Exercise details.
Pictures do not belong in the copy; restate the records below word for word.
START Dataset records
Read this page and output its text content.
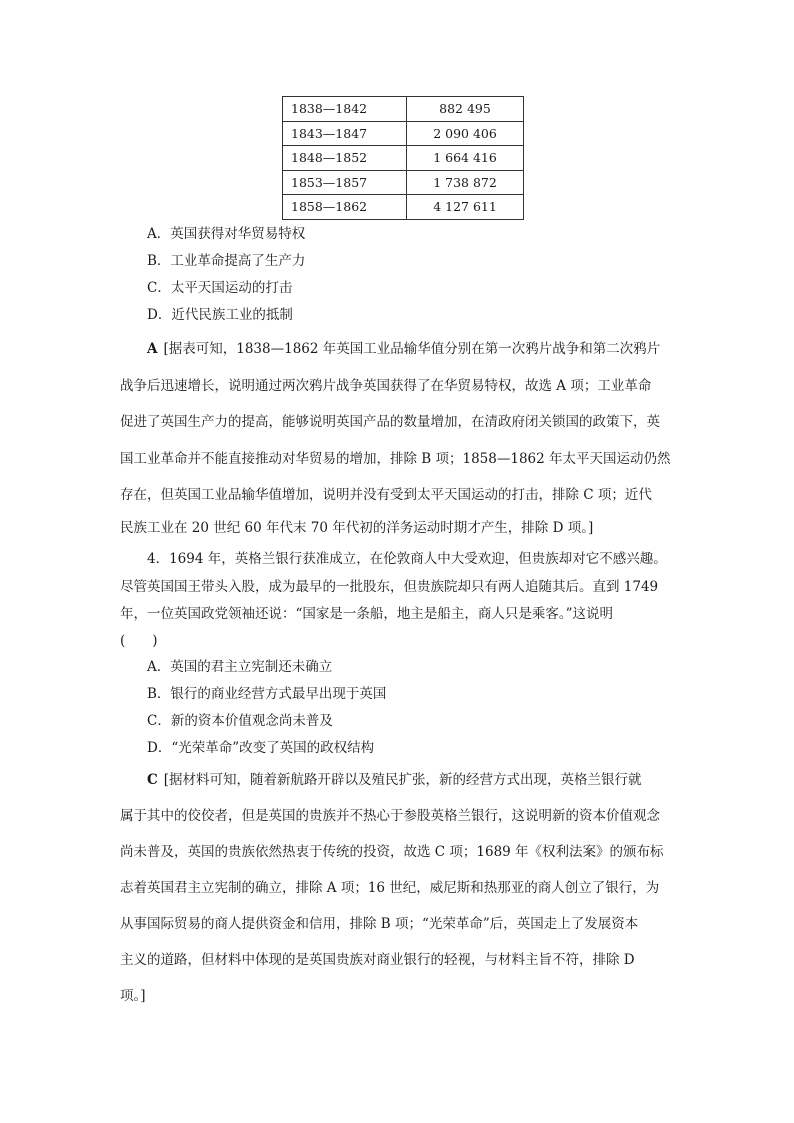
1838—1842	882 495
1843—1847	2 090 406
1848—1852	1 664 416
1853—1857	1 738 872
1858—1862	4 127 611
A．英国获得对华贸易特权
B．工业革命提高了生产力
C．太平天国运动的打击
D．近代民族工业的抵制
A [据表可知，1838—1862 年英国工业品输华值分别在第一次鸦片战争和第二次鸦片
战争后迅速增长，说明通过两次鸦片战争英国获得了在华贸易特权，故选 A 项；工业革命
促进了英国生产力的提高，能够说明英国产品的数量增加，在清政府闭关锁国的政策下，英
国工业革命并不能直接推动对华贸易的增加，排除 B 项；1858—1862 年太平天国运动仍然
存在，但英国工业品输华值增加，说明并没有受到太平天国运动的打击，排除 C 项；近代
民族工业在 20 世纪 60 年代末 70 年代初的洋务运动时期才产生，排除 D 项。]
4．1694 年，英格兰银行获准成立，在伦敦商人中大受欢迎，但贵族却对它不感兴趣。
尽管英国国王带头入股，成为最早的一批股东，但贵族院却只有两人追随其后。直到 1749
年，一位英国政党领袖还说：“国家是一条船，地主是船主，商人只是乘客。”这说明
(　　)
A．英国的君主立宪制还未确立
B．银行的商业经营方式最早出现于英国
C．新的资本价值观念尚未普及
D．“光荣革命”改变了英国的政权结构
C [据材料可知，随着新航路开辟以及殖民扩张，新的经营方式出现，英格兰银行就
属于其中的佼佼者，但是英国的贵族并不热心于参股英格兰银行，这说明新的资本价值观念
尚未普及，英国的贵族依然热衷于传统的投资，故选 C 项；1689 年《权利法案》的颁布标
志着英国君主立宪制的确立，排除 A 项；16 世纪，威尼斯和热那亚的商人创立了银行，为
从事国际贸易的商人提供资金和信用，排除 B 项；“光荣革命”后，英国走上了发展资本
主义的道路，但材料中体现的是英国贵族对商业银行的轻视，与材料主旨不符，排除 D
项。]
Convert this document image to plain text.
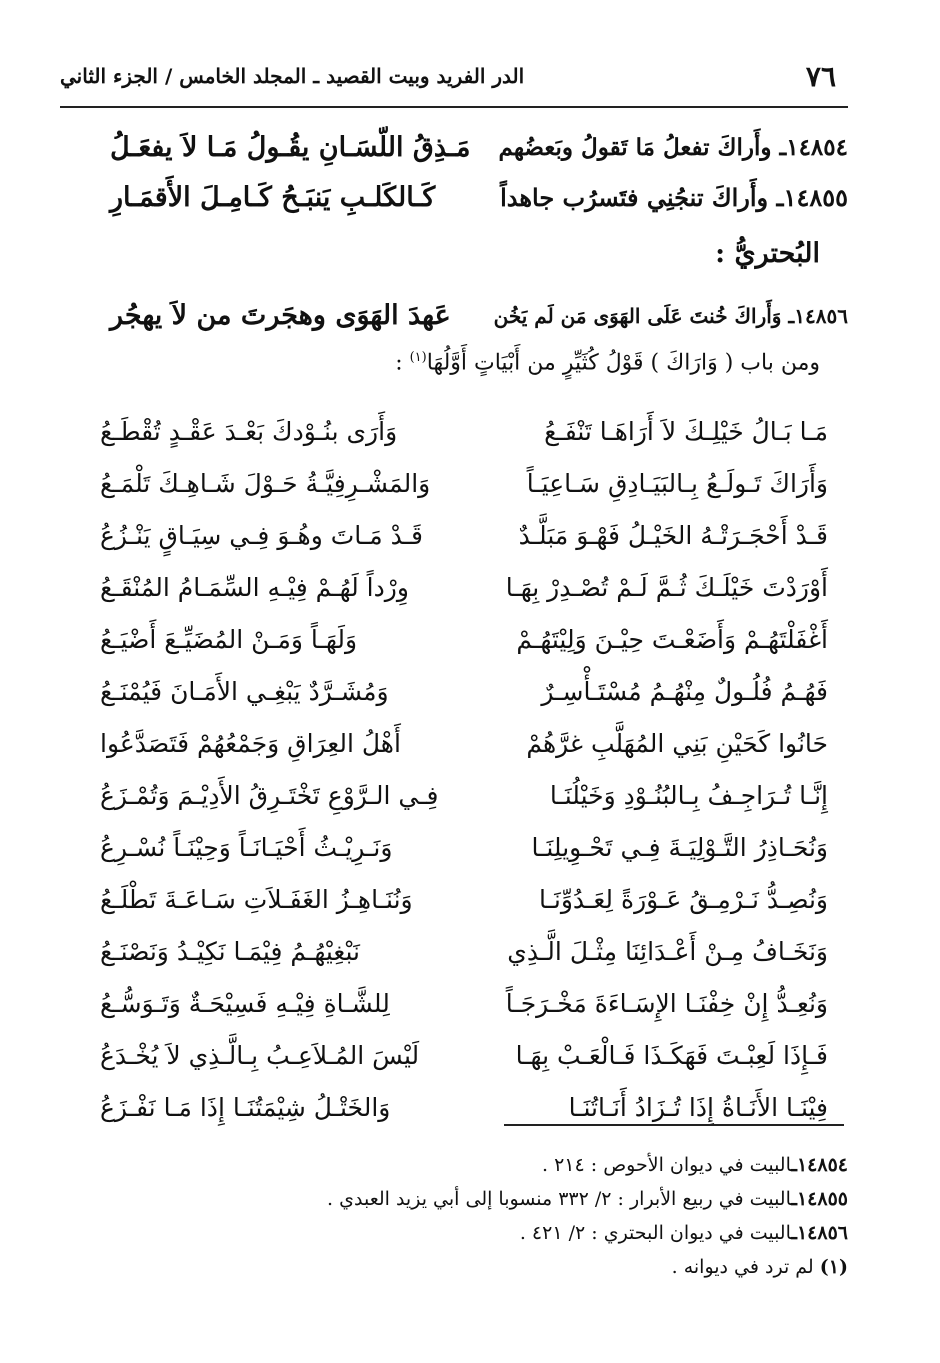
٧٦
الدر الفريد وبيت القصيد ـ المجلد الخامس / الجزء الثاني
١٤٨٥٤ـ وأَراكَ تفعلُ مَا تَقولُ وبَعضُهم
مَـذِقُ اللّسَـانِ يقُـولُ مَـا لاَ يفعَـلُ
١٤٨٥٥ـ وأَراكَ تنجُنِي فتَسرُب جاهداً
كَـالكَلـبِ يَنبَـحُ كَـامِـلَ الأَقمَـارِ
البُحتريُّ :
١٤٨٥٦ـ وَأَراكَ خُنتَ عَلَى الهَوَى مَن لَم يَخُن
عَهدَ الهَوَى وهجَرتَ من لاَ يهجُر
ومن باب ( وَارَاكَ ) قَوْلُ كُثَيِّرٍ من أَبْيَاتٍ أَوَّلُهَا$^{(١)}$ :
مَـا بَـالُ خَيْلِـكَ لاَ أَرَاهَـا تَنْفَـعُ
وَأَرَى بنُـوْدكَ بَعْـدَ عَقْـدٍ تُقْطَـعُ
وَأَرَاكَ تَـولَـعُ بِـالبَيَـادِقِ سَـاعِيَـاً
وَالمَشْـرِفِيَّـةُ حَـوْلَ شَـاهِـكَ تَلْمَـعُ
قَـدْ أَحْجَـرَتْـهُ الخَيْـلُ فَهْـوَ مَبَلَّـدٌ
قَـدْ مَـاتَ وهُـوَ فِـي سِيَـاقٍ يَنْـزُعُ
أَوْرَدْتَ خَيْلَـكَ ثُـمَّ لَـمْ تُصْـدِرْ بِهَـا
وِرْداً لَهُـمْ فِيْـهِ السِّمَـامُ المُنْقَـعُ
أَغْفَلْتَهُـمْ وَأَضَعْـتَ حِيْـنَ وَلِيْتَهُـمْ
وَلَهَـاً وَمَـنْ المُضَيِّـعَ أَضْيَـعُ
فَهُـمُ فُلُـولٌ مِنْهُـمُ مُسْتَـأْسِـرٌ
وَمُشَـرَّدٌ يَبْغِـي الأَمَـانَ فَيُمْنَـعُ
حَانُوا كَحَيْنِ بَنِي المُهَلَّبِ غرَّهُمْ
أَهْلُ العِرَاقِ وَجَمْعُهُمْ فَتَصَدَّعُوا
إِنَّـا تُـرَاجِـفُ بِـالبُنُـوْدِ وَخَيْلُنَـا
فِـي الـرَّوْعِ تَخْتَـرِقُ الأَدِيْـمَ وَتُمْـزَعُ
وَنُحَـاذِرُ التَّـوْلِيَـةَ فِـي تَحْـوِيلِنَـا
وَنَـرِيْـثُ أَحْيَـانَـاً وَحِيْنَـاً نُسْـرِعُ
وَنُصِـدُّ نَـرْمِـقُ عَـوْرَةً لِعَـدُوِّنَـا
وَنُنَـاهِـزُ الغَفَـلاَتِ سَـاعَـةَ تَطْلَـعُ
وَنَخَـافُ مِـنْ أَعْـدَائِنَا مِثْـلَ الَّـذِي
نَبْغِيْهُـمُ فِيْمَـا نَكِيْـدُ وَنَصْنَـعُ
وَنُعِـدُّ إِنْ خِفْنَـا الإِسَـاءَةَ مَخْـرَجَـاً
لِلشَّـاةِ فِيْـهِ فَسِيْحَـةٌ وَتَـوَسُّـعُ
فَـإِذَا لَعِبْـتَ فَهَكَـذَا فَـالْعَـبْ بِهَـا
لَيْسَ المُـلاَعِـبُ بِـالَّـذِي لاَ يُخْـدَعُ
فِيْنَـا الأَنَـاةُ إِذَا تُـزَادُ أَنَـاتُنَـا
وَالخَتْـلُ شِيْمَتُنَـا إِذَا مَـا نَفْـزَعُ
١٤٨٥٤ـالبيت في ديوان الأحوص : ٢١٤ .
١٤٨٥٥ـالبيت في ربيع الأبرار : ٢/ ٣٣٢ منسوبا إلى أبي يزيد العبدي .
١٤٨٥٦ـالبيت في ديوان البحتري : ٢/ ٤٢١ .
(١) لم ترد في ديوانه .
END Dataset records
Written reply.
Read this page and output its text content.
1838—1842	882 495
1843—1847	2 090 406
1848—1852	1 664 416
1853—1857	1 738 872
1858—1862	4 127 611
A．英国获得对华贸易特权
B．工业革命提高了生产力
C．太平天国运动的打击
D．近代民族工业的抵制
A [据表可知，1838—1862 年英国工业品输华值分别在第一次鸦片战争和第二次鸦片
战争后迅速增长，说明通过两次鸦片战争英国获得了在华贸易特权，故选 A 项；工业革命
促进了英国生产力的提高，能够说明英国产品的数量增加，在清政府闭关锁国的政策下，英
国工业革命并不能直接推动对华贸易的增加，排除 B 项；1858—1862 年太平天国运动仍然
存在，但英国工业品输华值增加，说明并没有受到太平天国运动的打击，排除 C 项；近代
民族工业在 20 世纪 60 年代末 70 年代初的洋务运动时期才产生，排除 D 项。]
4．1694 年，英格兰银行获准成立，在伦敦商人中大受欢迎，但贵族却对它不感兴趣。
尽管英国国王带头入股，成为最早的一批股东，但贵族院却只有两人追随其后。直到 1749
年，一位英国政党领袖还说：“国家是一条船，地主是船主，商人只是乘客。”这说明
(　　)
A．英国的君主立宪制还未确立
B．银行的商业经营方式最早出现于英国
C．新的资本价值观念尚未普及
D．“光荣革命”改变了英国的政权结构
C [据材料可知，随着新航路开辟以及殖民扩张，新的经营方式出现，英格兰银行就
属于其中的佼佼者，但是英国的贵族并不热心于参股英格兰银行，这说明新的资本价值观念
尚未普及，英国的贵族依然热衷于传统的投资，故选 C 项；1689 年《权利法案》的颁布标
志着英国君主立宪制的确立，排除 A 项；16 世纪，威尼斯和热那亚的商人创立了银行，为
从事国际贸易的商人提供资金和信用，排除 B 项；“光荣革命”后，英国走上了发展资本
主义的道路，但材料中体现的是英国贵族对商业银行的轻视，与材料主旨不符，排除 D
项。]
Convert this document image to plain text.
٧٦
الدر الفريد وبيت القصيد ـ المجلد الخامس / الجزء الثاني
١٤٨٥٤ـ وأَراكَ تفعلُ مَا تَقولُ وبَعضُهم
مَـذِقُ اللّسَـانِ يقُـولُ مَـا لاَ يفعَـلُ
١٤٨٥٥ـ وأَراكَ تنجُنِي فتَسرُب جاهداً
كَـالكَلـبِ يَنبَـحُ كَـامِـلَ الأَقمَـارِ
البُحتريُّ :
١٤٨٥٦ـ وَأَراكَ خُنتَ عَلَى الهَوَى مَن لَم يَخُن
عَهدَ الهَوَى وهجَرتَ من لاَ يهجُر
ومن باب ( وَارَاكَ ) قَوْلُ كُثَيِّرٍ من أَبْيَاتٍ أَوَّلُهَا$^{(١)}$ :
مَـا بَـالُ خَيْلِـكَ لاَ أَرَاهَـا تَنْفَـعُ
وَأَرَى بنُـوْدكَ بَعْـدَ عَقْـدٍ تُقْطَـعُ
وَأَرَاكَ تَـولَـعُ بِـالبَيَـادِقِ سَـاعِيَـاً
وَالمَشْـرِفِيَّـةُ حَـوْلَ شَـاهِـكَ تَلْمَـعُ
قَـدْ أَحْجَـرَتْـهُ الخَيْـلُ فَهْـوَ مَبَلَّـدٌ
قَـدْ مَـاتَ وهُـوَ فِـي سِيَـاقٍ يَنْـزُعُ
أَوْرَدْتَ خَيْلَـكَ ثُـمَّ لَـمْ تُصْـدِرْ بِهَـا
وِرْداً لَهُـمْ فِيْـهِ السِّمَـامُ المُنْقَـعُ
أَغْفَلْتَهُـمْ وَأَضَعْـتَ حِيْـنَ وَلِيْتَهُـمْ
وَلَهَـاً وَمَـنْ المُضَيِّـعَ أَضْيَـعُ
فَهُـمُ فُلُـولٌ مِنْهُـمُ مُسْتَـأْسِـرٌ
وَمُشَـرَّدٌ يَبْغِـي الأَمَـانَ فَيُمْنَـعُ
حَانُوا كَحَيْنِ بَنِي المُهَلَّبِ غرَّهُمْ
أَهْلُ العِرَاقِ وَجَمْعُهُمْ فَتَصَدَّعُوا
إِنَّـا تُـرَاجِـفُ بِـالبُنُـوْدِ وَخَيْلُنَـا
فِـي الـرَّوْعِ تَخْتَـرِقُ الأَدِيْـمَ وَتُمْـزَعُ
وَنُحَـاذِرُ التَّـوْلِيَـةَ فِـي تَحْـوِيلِنَـا
وَنَـرِيْـثُ أَحْيَـانَـاً وَحِيْنَـاً نُسْـرِعُ
وَنُصِـدُّ نَـرْمِـقُ عَـوْرَةً لِعَـدُوِّنَـا
وَنُنَـاهِـزُ الغَفَـلاَتِ سَـاعَـةَ تَطْلَـعُ
وَنَخَـافُ مِـنْ أَعْـدَائِنَا مِثْـلَ الَّـذِي
نَبْغِيْهُـمُ فِيْمَـا نَكِيْـدُ وَنَصْنَـعُ
وَنُعِـدُّ إِنْ خِفْنَـا الإِسَـاءَةَ مَخْـرَجَـاً
لِلشَّـاةِ فِيْـهِ فَسِيْحَـةٌ وَتَـوَسُّـعُ
فَـإِذَا لَعِبْـتَ فَهَكَـذَا فَـالْعَـبْ بِهَـا
لَيْسَ المُـلاَعِـبُ بِـالَّـذِي لاَ يُخْـدَعُ
فِيْنَـا الأَنَـاةُ إِذَا تُـزَادُ أَنَـاتُنَـا
وَالخَتْـلُ شِيْمَتُنَـا إِذَا مَـا نَفْـزَعُ
١٤٨٥٤ـالبيت في ديوان الأحوص : ٢١٤ .
١٤٨٥٥ـالبيت في ربيع الأبرار : ٢/ ٣٣٢ منسوبا إلى أبي يزيد العبدي .
١٤٨٥٦ـالبيت في ديوان البحتري : ٢/ ٤٢١ .
(١) لم ترد في ديوانه .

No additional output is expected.